WORK TO DO:
Every entry must be echoed exactly.

Items from a data source

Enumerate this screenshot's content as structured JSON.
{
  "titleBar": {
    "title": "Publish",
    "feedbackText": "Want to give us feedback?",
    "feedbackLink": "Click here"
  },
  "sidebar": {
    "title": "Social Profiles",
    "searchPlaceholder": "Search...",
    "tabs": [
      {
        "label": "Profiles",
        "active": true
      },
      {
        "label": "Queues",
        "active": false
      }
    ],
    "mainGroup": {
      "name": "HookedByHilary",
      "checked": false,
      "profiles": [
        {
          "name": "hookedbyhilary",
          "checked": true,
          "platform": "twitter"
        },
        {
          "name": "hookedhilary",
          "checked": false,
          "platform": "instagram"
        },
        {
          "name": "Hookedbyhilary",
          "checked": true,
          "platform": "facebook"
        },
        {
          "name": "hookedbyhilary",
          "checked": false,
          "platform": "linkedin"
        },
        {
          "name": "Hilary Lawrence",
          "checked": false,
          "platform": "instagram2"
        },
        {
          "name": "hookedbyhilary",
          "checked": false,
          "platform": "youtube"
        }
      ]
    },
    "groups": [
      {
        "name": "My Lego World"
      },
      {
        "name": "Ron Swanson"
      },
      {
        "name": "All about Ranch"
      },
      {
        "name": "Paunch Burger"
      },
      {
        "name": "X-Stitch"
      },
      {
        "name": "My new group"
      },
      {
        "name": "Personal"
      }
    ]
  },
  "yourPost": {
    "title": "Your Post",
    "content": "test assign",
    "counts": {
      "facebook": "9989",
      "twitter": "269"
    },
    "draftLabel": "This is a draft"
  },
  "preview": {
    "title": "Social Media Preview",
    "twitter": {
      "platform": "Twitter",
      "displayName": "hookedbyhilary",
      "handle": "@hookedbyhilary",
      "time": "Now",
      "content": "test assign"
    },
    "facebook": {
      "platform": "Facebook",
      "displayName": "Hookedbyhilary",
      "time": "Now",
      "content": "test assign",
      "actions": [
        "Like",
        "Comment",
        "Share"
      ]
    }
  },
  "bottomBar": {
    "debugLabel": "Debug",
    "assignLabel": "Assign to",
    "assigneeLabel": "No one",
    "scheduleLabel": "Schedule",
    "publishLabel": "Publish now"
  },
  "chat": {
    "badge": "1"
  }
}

THE ANSWER:
Enumerate this screenshot's content as structured JSON.
{
  "titleBar": {
    "title": "Publish",
    "feedbackText": "Want to give us feedback?",
    "feedbackLink": "Click here"
  },
  "sidebar": {
    "title": "Social Profiles",
    "searchPlaceholder": "Search...",
    "tabs": [
      {
        "label": "Profiles",
        "active": true
      },
      {
        "label": "Queues",
        "active": false
      }
    ],
    "mainGroup": {
      "name": "HookedByHilary",
      "checked": false,
      "profiles": [
        {
          "name": "hookedbyhilary",
          "checked": true,
          "platform": "twitter"
        },
        {
          "name": "hookedhilary",
          "checked": false,
          "platform": "instagram"
        },
        {
          "name": "Hookedbyhilary",
          "checked": true,
          "platform": "facebook"
        },
        {
          "name": "hookedbyhilary",
          "checked": false,
          "platform": "linkedin"
        },
        {
          "name": "Hilary Lawrence",
          "checked": false,
          "platform": "instagram2"
        },
        {
          "name": "hookedbyhilary",
          "checked": false,
          "platform": "youtube"
        }
      ]
    },
    "groups": [
      {
        "name": "My Lego World"
      },
      {
        "name": "Ron Swanson"
      },
      {
        "name": "All about Ranch"
      },
      {
        "name": "Paunch Burger"
      },
      {
        "name": "X-Stitch"
      },
      {
        "name": "My new group"
      },
      {
        "name": "Personal"
      }
    ]
  },
  "yourPost": {
    "title": "Your Post",
    "content": "test assign",
    "counts": {
      "facebook": "9989",
      "twitter": "269"
    },
    "draftLabel": "This is a draft"
  },
  "preview": {
    "title": "Social Media Preview",
    "twitter": {
      "platform": "Twitter",
      "displayName": "hookedbyhilary",
      "handle": "@hookedbyhilary",
      "time": "Now",
      "content": "test assign"
    },
    "facebook": {
      "platform": "Facebook",
      "displayName": "Hookedbyhilary",
      "time": "Now",
      "content": "test assign",
      "actions": [
        "Like",
        "Comment",
        "Share"
      ]
    }
  },
  "bottomBar": {
    "debugLabel": "Debug",
    "assignLabel": "Assign to",
    "assigneeLabel": "No one",
    "scheduleLabel": "Schedule",
    "publishLabel": "Publish now"
  },
  "chat": {
    "badge": "1"
  }
}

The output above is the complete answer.